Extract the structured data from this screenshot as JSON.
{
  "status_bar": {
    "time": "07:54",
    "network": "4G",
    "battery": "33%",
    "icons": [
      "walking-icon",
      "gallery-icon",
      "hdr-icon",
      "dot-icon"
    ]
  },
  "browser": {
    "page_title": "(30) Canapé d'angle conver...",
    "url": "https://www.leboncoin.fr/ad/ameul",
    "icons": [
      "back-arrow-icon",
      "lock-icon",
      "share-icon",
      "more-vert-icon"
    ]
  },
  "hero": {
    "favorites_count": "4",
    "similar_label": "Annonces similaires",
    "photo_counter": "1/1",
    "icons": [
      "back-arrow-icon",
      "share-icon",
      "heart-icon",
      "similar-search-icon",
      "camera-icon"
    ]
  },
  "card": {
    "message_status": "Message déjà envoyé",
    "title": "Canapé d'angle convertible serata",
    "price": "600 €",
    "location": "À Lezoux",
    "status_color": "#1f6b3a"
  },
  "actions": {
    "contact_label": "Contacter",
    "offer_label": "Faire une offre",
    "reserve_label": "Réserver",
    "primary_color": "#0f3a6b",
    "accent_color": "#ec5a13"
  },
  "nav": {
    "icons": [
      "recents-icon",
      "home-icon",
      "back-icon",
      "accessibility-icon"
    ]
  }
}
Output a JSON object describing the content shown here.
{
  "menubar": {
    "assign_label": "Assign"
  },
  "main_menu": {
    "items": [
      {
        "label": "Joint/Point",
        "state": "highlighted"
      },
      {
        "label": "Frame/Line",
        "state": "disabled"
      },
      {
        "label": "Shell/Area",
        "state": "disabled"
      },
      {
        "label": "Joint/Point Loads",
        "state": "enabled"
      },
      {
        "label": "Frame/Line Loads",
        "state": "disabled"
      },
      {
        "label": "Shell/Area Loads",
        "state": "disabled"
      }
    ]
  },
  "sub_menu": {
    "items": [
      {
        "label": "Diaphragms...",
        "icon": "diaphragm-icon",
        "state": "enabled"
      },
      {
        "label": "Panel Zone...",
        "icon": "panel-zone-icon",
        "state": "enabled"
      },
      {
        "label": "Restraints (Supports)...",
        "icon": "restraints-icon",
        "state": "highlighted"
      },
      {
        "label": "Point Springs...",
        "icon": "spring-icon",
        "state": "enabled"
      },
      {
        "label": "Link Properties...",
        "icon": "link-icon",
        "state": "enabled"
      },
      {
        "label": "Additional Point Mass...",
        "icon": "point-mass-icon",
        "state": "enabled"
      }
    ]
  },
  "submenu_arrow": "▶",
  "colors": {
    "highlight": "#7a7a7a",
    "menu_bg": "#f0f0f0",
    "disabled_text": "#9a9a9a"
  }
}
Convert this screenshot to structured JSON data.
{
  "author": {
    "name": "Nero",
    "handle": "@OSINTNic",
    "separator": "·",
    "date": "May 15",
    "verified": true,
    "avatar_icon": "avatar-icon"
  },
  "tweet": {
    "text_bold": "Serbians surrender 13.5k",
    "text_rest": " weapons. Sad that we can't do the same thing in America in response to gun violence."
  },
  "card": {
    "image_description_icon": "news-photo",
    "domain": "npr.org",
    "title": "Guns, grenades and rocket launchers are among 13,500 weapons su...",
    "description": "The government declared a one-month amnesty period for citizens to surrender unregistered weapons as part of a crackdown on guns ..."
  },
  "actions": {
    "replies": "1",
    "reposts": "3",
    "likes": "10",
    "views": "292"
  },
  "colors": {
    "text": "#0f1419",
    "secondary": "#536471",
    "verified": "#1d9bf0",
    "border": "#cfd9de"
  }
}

- **What is needed**: Find each line holding the word "Shell" and copy it.

- **Answer below**:
        "label": "Shell/Area",
        "label": "Shell/Area Loads",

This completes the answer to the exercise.